Exercise description. Output all of the entries below precisely as written.

Supplied entries.
>>>>

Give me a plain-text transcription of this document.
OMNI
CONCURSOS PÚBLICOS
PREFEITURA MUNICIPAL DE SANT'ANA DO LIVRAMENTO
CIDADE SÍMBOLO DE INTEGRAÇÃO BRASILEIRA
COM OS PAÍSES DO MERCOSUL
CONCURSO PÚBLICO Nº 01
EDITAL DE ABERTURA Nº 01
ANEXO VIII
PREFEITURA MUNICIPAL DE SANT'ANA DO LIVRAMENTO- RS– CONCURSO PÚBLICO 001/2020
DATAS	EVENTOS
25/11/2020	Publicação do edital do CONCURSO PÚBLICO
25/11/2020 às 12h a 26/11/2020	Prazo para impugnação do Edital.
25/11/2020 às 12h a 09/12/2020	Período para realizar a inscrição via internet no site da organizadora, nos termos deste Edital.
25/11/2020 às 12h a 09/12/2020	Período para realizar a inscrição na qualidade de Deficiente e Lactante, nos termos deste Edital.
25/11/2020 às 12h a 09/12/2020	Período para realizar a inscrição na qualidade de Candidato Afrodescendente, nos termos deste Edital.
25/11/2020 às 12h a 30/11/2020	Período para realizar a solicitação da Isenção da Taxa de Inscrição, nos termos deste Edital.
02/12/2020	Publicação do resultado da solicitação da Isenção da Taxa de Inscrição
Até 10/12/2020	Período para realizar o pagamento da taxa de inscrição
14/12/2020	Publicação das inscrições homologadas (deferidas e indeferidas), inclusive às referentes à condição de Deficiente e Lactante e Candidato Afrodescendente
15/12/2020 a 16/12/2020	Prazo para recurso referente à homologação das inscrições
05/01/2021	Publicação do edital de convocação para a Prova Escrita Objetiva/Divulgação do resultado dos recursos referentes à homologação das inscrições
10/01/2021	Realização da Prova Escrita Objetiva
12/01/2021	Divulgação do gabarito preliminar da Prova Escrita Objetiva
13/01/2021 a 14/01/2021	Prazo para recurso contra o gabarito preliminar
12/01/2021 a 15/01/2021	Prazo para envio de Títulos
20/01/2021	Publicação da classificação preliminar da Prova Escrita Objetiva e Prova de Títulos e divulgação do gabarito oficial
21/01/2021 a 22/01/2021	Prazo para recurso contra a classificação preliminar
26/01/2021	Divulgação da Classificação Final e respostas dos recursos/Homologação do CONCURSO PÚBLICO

<<<<

In response.
Give me a plain-text transcription of this document.
OMNI
CONCURSOS PÚBLICOS
PREFEITURA MUNICIPAL DE SANT'ANA DO LIVRAMENTO
CIDADE SÍMBOLO DE INTEGRAÇÃO BRASILEIRA
COM OS PAÍSES DO MERCOSUL
CONCURSO PÚBLICO Nº 01
EDITAL DE ABERTURA Nº 01
ANEXO VIII
PREFEITURA MUNICIPAL DE SANT'ANA DO LIVRAMENTO- RS– CONCURSO PÚBLICO 001/2020
DATAS	EVENTOS
25/11/2020	Publicação do edital do CONCURSO PÚBLICO
25/11/2020 às 12h a 26/11/2020	Prazo para impugnação do Edital.
25/11/2020 às 12h a 09/12/2020	Período para realizar a inscrição via internet no site da organizadora, nos termos deste Edital.
25/11/2020 às 12h a 09/12/2020	Período para realizar a inscrição na qualidade de Deficiente e Lactante, nos termos deste Edital.
25/11/2020 às 12h a 09/12/2020	Período para realizar a inscrição na qualidade de Candidato Afrodescendente, nos termos deste Edital.
25/11/2020 às 12h a 30/11/2020	Período para realizar a solicitação da Isenção da Taxa de Inscrição, nos termos deste Edital.
02/12/2020	Publicação do resultado da solicitação da Isenção da Taxa de Inscrição
Até 10/12/2020	Período para realizar o pagamento da taxa de inscrição
14/12/2020	Publicação das inscrições homologadas (deferidas e indeferidas), inclusive às referentes à condição de Deficiente e Lactante e Candidato Afrodescendente
15/12/2020 a 16/12/2020	Prazo para recurso referente à homologação das inscrições
05/01/2021	Publicação do edital de convocação para a Prova Escrita Objetiva/Divulgação do resultado dos recursos referentes à homologação das inscrições
10/01/2021	Realização da Prova Escrita Objetiva
12/01/2021	Divulgação do gabarito preliminar da Prova Escrita Objetiva
13/01/2021 a 14/01/2021	Prazo para recurso contra o gabarito preliminar
12/01/2021 a 15/01/2021	Prazo para envio de Títulos
20/01/2021	Publicação da classificação preliminar da Prova Escrita Objetiva e Prova de Títulos e divulgação do gabarito oficial
21/01/2021 a 22/01/2021	Prazo para recurso contra a classificação preliminar
26/01/2021	Divulgação da Classificação Final e respostas dos recursos/Homologação do CONCURSO PÚBLICO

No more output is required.